SET EXERCISE: Look for the word "grid" in the entries below, then copy every line that has it.

## begin EXERCISE INPUTS

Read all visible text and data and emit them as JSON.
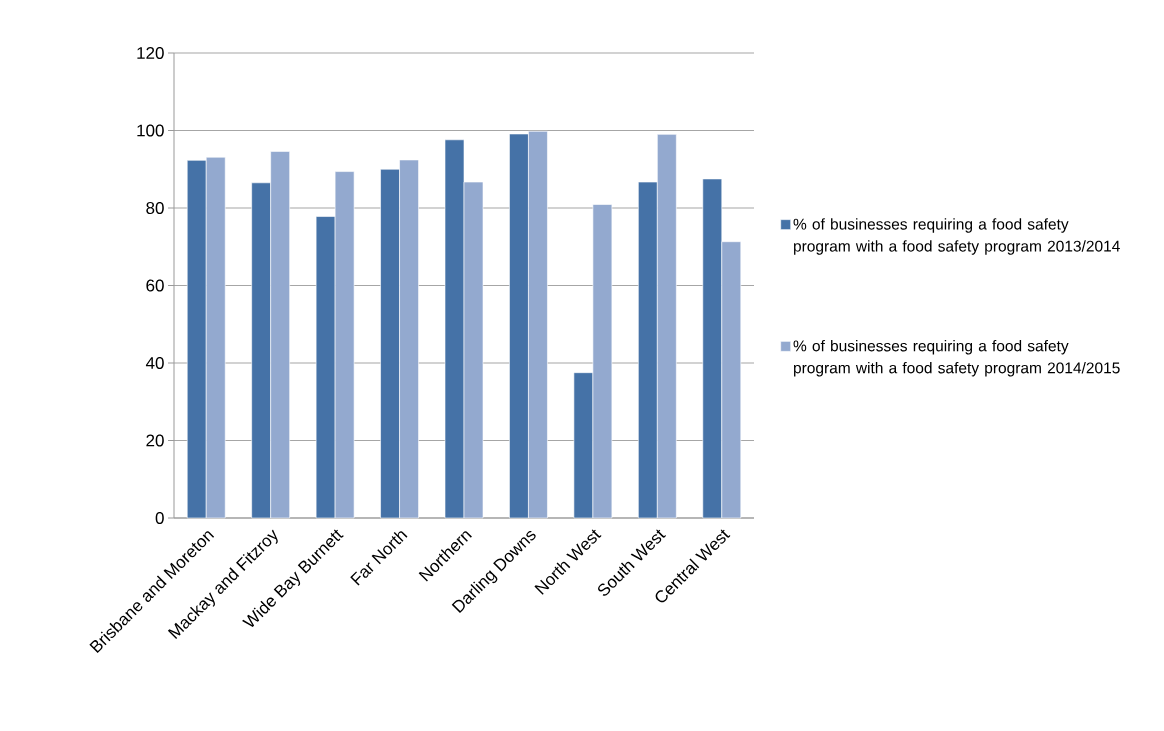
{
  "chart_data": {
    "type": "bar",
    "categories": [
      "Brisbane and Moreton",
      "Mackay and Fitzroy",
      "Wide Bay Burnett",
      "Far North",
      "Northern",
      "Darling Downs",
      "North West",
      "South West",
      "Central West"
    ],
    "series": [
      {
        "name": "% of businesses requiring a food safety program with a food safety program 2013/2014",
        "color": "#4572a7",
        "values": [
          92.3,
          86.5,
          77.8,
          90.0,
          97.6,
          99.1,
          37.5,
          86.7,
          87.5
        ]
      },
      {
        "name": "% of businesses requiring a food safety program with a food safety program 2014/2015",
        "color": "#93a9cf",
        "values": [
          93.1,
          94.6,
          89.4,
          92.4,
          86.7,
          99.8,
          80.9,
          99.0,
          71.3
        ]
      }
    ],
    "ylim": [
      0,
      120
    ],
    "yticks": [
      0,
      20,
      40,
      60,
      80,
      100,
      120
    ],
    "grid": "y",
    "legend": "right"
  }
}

## end EXERCISE INPUTS
## begin EXERCISE INPUTS

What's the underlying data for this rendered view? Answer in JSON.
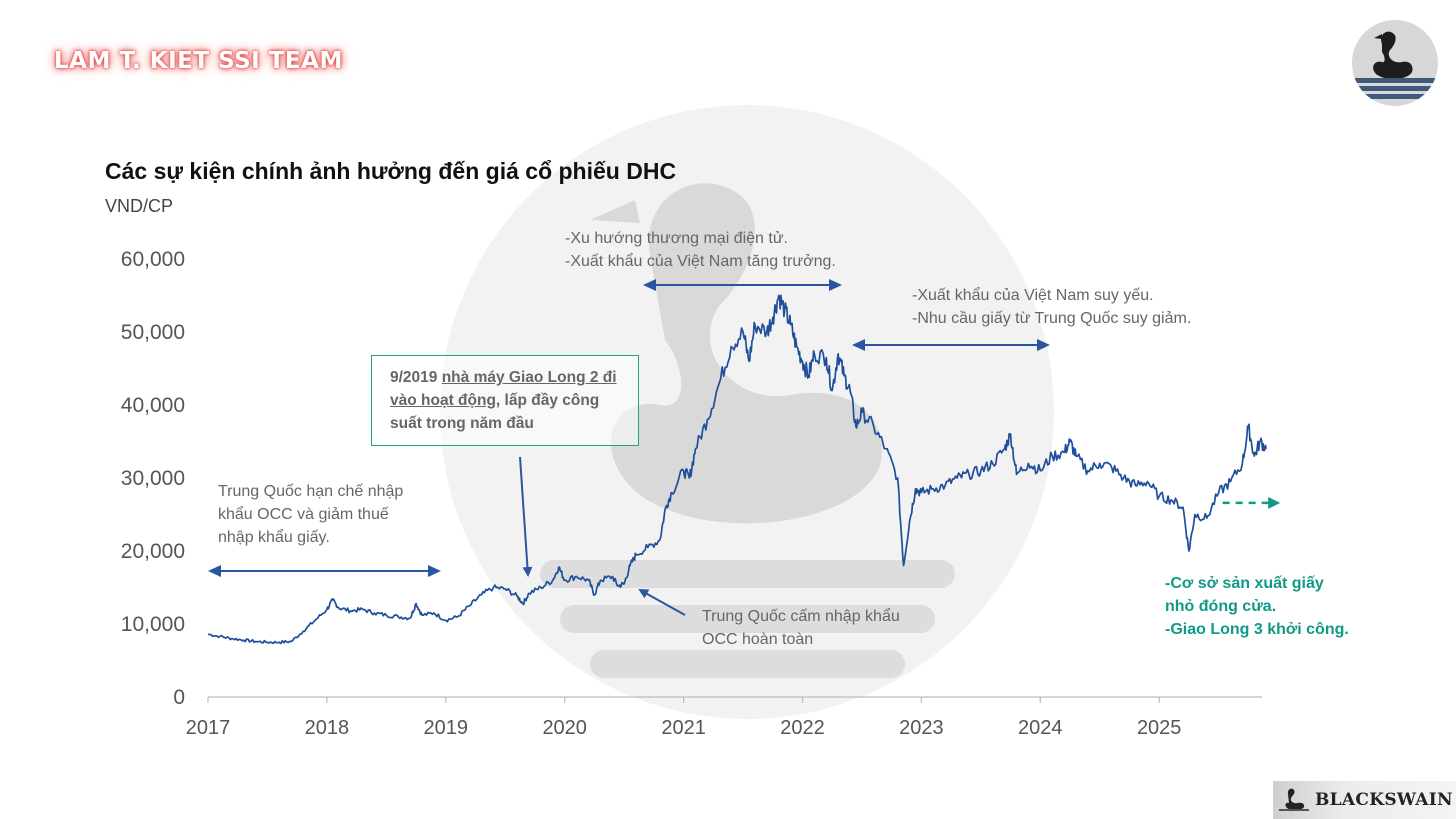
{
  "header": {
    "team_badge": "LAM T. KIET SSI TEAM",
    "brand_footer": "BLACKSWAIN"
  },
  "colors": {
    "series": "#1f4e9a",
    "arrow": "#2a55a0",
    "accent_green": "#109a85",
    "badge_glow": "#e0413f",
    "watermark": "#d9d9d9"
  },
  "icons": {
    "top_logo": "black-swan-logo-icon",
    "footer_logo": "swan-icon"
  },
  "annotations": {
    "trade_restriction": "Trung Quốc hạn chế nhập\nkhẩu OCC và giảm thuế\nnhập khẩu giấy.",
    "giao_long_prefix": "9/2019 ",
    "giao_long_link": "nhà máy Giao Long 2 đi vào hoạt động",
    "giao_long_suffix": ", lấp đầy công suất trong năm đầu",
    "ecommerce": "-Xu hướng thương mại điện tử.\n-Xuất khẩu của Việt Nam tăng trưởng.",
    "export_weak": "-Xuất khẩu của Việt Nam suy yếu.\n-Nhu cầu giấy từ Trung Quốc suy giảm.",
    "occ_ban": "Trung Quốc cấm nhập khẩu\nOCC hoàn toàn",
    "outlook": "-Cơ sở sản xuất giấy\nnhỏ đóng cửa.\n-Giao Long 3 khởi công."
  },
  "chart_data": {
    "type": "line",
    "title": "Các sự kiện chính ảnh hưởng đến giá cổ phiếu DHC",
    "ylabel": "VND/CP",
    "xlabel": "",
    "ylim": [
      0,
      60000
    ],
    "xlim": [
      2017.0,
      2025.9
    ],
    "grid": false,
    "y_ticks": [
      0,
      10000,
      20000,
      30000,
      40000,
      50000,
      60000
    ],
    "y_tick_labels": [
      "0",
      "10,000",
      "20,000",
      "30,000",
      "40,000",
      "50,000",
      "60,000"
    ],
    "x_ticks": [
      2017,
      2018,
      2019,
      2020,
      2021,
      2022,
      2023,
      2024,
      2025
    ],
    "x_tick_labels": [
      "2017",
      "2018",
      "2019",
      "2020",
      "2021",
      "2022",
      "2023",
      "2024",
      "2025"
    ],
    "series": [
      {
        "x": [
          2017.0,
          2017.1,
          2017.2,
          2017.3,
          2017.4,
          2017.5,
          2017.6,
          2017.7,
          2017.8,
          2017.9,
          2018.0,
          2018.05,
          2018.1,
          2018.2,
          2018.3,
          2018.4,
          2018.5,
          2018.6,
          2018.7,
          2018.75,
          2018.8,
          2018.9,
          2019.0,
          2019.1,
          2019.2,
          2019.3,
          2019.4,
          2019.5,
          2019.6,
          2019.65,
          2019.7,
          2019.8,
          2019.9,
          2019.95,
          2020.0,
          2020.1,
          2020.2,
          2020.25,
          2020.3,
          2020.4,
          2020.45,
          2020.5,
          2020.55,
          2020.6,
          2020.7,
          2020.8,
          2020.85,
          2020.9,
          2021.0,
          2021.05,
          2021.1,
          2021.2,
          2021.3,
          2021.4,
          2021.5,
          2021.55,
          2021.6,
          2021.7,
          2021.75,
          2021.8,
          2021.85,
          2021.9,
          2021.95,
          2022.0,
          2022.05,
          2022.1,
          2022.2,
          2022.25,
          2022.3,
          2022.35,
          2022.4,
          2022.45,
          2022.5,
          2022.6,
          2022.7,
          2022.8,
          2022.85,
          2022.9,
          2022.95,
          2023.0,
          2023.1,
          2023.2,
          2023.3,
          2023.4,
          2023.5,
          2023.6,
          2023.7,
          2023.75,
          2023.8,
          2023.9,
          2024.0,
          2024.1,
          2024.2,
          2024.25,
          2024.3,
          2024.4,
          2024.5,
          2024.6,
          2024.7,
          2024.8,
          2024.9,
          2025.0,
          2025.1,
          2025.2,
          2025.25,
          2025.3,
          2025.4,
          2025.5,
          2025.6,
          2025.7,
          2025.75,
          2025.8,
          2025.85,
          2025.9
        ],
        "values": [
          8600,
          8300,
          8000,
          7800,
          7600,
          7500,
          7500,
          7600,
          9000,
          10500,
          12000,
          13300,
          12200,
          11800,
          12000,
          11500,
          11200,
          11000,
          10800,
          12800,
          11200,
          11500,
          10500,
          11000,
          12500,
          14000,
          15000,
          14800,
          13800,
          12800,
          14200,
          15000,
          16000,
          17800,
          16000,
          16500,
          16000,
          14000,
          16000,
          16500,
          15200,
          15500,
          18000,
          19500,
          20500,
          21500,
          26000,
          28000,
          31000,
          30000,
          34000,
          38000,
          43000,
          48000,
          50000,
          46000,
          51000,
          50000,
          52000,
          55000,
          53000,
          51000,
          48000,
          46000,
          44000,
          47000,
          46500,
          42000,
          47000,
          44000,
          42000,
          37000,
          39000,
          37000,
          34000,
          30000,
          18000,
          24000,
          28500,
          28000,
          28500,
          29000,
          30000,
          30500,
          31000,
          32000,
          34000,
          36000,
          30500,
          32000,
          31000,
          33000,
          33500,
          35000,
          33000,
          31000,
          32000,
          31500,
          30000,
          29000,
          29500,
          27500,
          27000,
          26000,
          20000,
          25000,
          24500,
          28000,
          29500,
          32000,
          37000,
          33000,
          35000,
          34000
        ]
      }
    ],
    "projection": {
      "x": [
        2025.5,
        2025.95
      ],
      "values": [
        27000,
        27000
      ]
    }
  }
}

## end EXERCISE INPUTS
## begin EXERCISE INPUTS

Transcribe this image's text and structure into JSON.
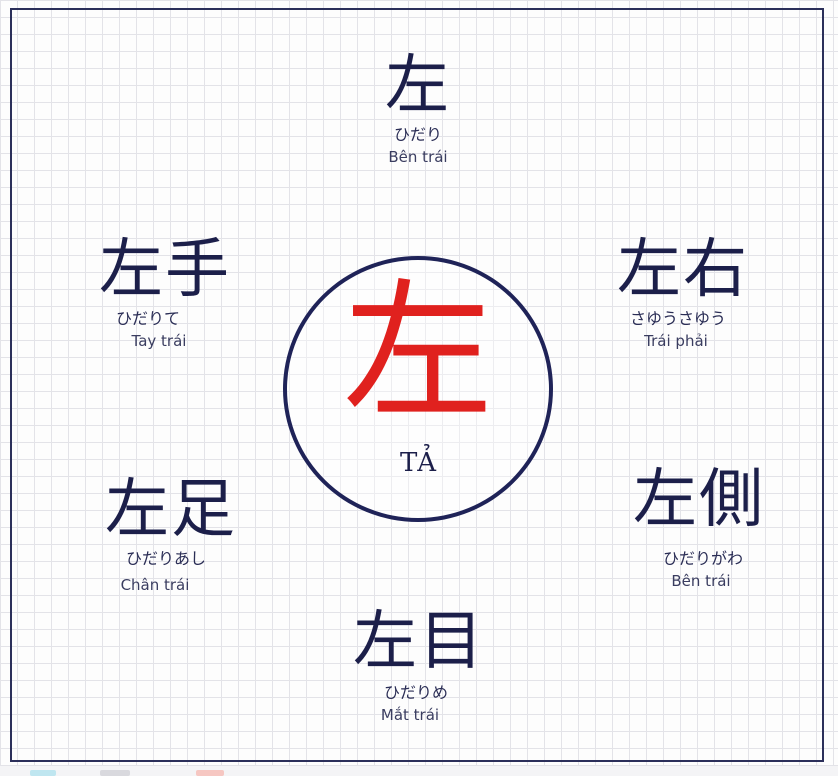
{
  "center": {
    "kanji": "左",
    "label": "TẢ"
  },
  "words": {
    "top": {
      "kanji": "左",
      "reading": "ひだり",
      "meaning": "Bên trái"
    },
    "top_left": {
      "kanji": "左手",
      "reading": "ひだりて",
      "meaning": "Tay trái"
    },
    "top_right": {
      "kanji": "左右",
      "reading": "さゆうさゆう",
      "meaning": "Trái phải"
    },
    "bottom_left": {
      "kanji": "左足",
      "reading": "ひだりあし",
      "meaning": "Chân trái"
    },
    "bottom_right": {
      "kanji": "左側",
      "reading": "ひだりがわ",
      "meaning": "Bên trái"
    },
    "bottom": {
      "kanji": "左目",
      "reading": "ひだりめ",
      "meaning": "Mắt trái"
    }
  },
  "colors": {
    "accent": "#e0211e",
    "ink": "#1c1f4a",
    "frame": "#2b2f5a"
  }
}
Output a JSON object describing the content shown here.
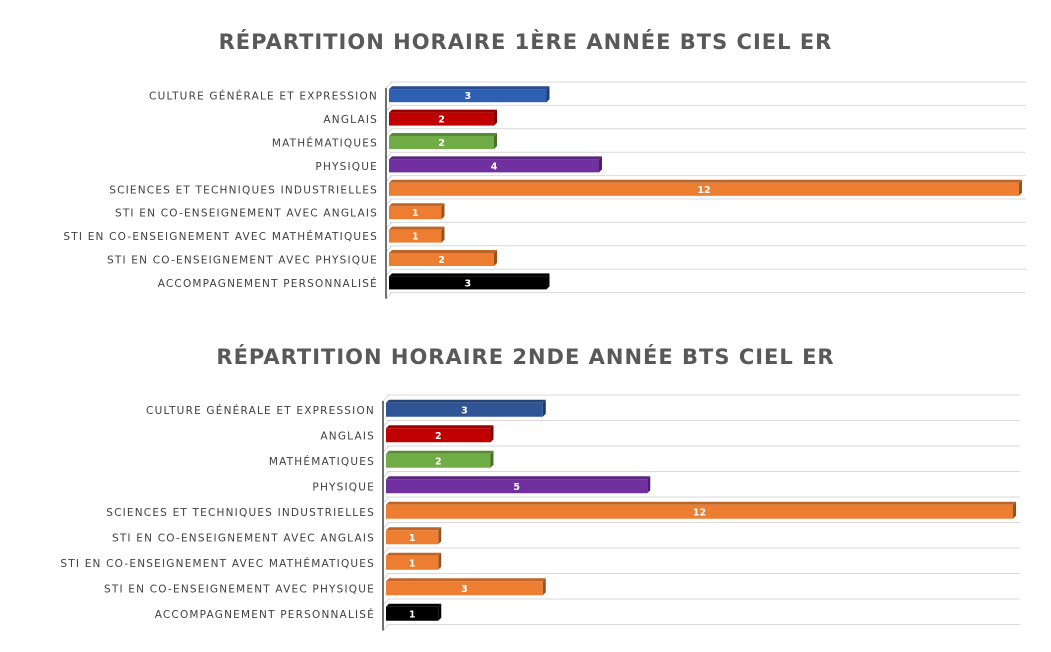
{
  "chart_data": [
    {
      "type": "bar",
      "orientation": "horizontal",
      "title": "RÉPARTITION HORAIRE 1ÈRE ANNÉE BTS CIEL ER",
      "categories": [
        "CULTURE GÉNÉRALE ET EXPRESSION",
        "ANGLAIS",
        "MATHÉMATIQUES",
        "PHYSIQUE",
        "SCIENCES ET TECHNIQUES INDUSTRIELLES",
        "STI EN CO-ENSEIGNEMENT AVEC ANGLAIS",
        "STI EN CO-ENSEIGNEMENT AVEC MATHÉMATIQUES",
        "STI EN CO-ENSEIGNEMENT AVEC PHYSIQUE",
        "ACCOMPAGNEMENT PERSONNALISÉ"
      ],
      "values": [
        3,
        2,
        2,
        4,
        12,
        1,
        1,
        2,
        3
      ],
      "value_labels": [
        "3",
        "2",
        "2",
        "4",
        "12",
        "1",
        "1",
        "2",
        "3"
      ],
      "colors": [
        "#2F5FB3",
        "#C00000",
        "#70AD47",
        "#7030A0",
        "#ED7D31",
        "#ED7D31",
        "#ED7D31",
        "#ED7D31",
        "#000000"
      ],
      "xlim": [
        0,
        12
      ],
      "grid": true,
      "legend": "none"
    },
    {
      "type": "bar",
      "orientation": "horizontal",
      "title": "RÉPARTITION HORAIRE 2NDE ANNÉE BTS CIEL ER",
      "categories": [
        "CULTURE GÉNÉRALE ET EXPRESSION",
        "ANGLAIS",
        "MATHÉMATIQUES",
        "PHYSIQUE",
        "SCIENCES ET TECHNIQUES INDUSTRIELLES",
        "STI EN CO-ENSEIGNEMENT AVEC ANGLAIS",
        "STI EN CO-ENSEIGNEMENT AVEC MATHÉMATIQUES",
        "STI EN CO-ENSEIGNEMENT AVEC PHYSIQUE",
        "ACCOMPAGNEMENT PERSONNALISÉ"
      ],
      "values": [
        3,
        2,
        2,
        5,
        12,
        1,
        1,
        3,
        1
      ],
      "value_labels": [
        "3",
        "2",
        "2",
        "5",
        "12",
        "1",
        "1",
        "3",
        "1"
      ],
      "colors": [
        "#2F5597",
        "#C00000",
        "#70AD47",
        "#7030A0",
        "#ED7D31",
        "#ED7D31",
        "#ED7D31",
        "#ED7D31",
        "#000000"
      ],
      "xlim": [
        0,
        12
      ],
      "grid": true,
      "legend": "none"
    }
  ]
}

## end EXERCISE INPUTS

TASK OUTPUT:
    "grid": "y",
    "grid": false,
      "grid": true,
      "grid": true,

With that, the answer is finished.